# Poudriere on low powered machine



## STREBLO (Apr 19, 2016)

I'm looking to set up ports-mgmt/poudriere on a low-powered server, specifically the HP 470. I was wondering if this is too low powered of a the machine to run ports-mgmt/poudriere if I am not using ZFS. I don't care if it takes a long time to compile packages (within reason) as long as it works. If I set the configuration fairly conservatively will this work? Or will the poudriere blow up in my face?


----------



## kpa (Apr 19, 2016)

There's not much overhead caused by poudriere itself, mostly the jail cloning is slightly time consuming (not CPU consuming at all) if you're not using ZFS. It won't blow up in your face if you use the default options, they are quite sane for a reason.


----------



## STREBLO (Apr 20, 2016)

I assume I should avoid ZFS, yes?


----------



## SirDice (Apr 20, 2016)

No, I'd give it a shot with ZFS. Even with 2GB of memory it will work just fine. You won't get stellar performance of course but it'll work nonetheless.


----------



## STREBLO (Apr 20, 2016)

I think it might have 512MB :S


----------



## SirDice (Apr 20, 2016)

See if you can stick a bit more memory in it. Memory is fairly cheap these days, so for an older server it shouldn't cost much.


----------



## kpa (Apr 20, 2016)

512MBs won't be enough to compile some of the medium sized ports, larger ones would fail for sure. ZFS can be made to work with only that little memory with some tuning but it's not really worth it.

○ ○ ○ ○ ○ ○ ○

Instruction 1 :: Return every line of the listing that contains the string "equipment", matching case exactly.

○ ○ ○ ○ ○ ○ ○

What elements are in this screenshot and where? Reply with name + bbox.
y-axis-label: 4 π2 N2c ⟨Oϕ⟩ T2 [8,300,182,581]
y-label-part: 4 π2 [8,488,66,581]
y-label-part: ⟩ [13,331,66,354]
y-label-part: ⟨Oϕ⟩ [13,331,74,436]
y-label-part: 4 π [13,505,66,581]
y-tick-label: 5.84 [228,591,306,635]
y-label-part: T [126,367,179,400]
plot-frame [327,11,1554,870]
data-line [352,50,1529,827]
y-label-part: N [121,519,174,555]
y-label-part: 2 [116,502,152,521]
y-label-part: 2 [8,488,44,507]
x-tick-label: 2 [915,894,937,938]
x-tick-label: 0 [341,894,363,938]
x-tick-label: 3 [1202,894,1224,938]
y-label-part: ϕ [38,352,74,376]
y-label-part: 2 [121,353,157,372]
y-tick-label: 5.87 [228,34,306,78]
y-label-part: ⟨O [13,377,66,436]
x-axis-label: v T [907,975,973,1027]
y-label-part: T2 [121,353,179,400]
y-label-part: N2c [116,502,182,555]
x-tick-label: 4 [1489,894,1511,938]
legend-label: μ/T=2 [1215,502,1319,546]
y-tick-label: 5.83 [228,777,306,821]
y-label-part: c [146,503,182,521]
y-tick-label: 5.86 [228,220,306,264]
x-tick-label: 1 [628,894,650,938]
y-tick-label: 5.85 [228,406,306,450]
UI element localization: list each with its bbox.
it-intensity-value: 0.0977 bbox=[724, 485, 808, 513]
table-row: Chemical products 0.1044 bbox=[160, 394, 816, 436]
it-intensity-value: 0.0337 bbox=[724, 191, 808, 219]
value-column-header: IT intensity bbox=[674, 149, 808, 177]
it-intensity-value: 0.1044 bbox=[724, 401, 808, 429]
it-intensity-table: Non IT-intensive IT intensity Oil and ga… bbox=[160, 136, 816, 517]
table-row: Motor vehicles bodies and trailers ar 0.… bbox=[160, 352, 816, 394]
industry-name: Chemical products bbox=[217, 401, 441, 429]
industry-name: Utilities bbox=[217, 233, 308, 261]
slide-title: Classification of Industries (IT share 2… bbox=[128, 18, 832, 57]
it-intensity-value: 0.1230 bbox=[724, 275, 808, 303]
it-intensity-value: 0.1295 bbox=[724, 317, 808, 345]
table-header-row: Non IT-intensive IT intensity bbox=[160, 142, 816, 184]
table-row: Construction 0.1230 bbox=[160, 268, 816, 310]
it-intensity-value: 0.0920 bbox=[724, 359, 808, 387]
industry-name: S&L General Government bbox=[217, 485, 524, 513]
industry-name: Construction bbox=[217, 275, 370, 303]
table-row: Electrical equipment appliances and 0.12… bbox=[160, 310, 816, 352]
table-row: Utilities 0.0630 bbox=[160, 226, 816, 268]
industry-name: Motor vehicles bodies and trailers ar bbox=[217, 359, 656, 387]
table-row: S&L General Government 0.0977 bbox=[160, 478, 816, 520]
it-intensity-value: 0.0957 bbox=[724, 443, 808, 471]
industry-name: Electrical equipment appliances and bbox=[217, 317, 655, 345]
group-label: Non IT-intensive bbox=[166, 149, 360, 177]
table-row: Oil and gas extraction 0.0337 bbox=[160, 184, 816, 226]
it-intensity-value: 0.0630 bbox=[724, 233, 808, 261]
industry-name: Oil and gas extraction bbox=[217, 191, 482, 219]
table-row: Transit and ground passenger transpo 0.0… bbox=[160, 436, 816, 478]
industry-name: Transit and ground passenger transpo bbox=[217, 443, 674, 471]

○ ○ ○ ○ ○ ○ ○

Instruction 2 :: Write out the forum thread starting at "## STREBLO (Apr 19, 2016)" and ending at "for a reason.", substituting "crash" for each occurrence of "blow up".

Full response 1 ::
table-row: Electrical equipment appliances and 0.12… bbox=[160, 310, 816, 352]
industry-name: Electrical equipment appliances and bbox=[217, 317, 655, 345]

Full response 2 ::
## STREBLO (Apr 19, 2016)

I'm looking to set up ports-mgmt/poudriere on a low-powered server, specifically the HP 470. I was wondering if this is too low powered of a the machine to run ports-mgmt/poudriere if I am not using ZFS. I don't care if it takes a long time to compile packages (within reason) as long as it works. If I set the configuration fairly conservatively will this work? Or will the poudriere crash in my face?


----------



## kpa (Apr 19, 2016)

There's not much overhead caused by poudriere itself, mostly the jail cloning is slightly time consuming (not CPU consuming at all) if you're not using ZFS. It won't crash in your face if you use the default options, they are quite sane for a reason.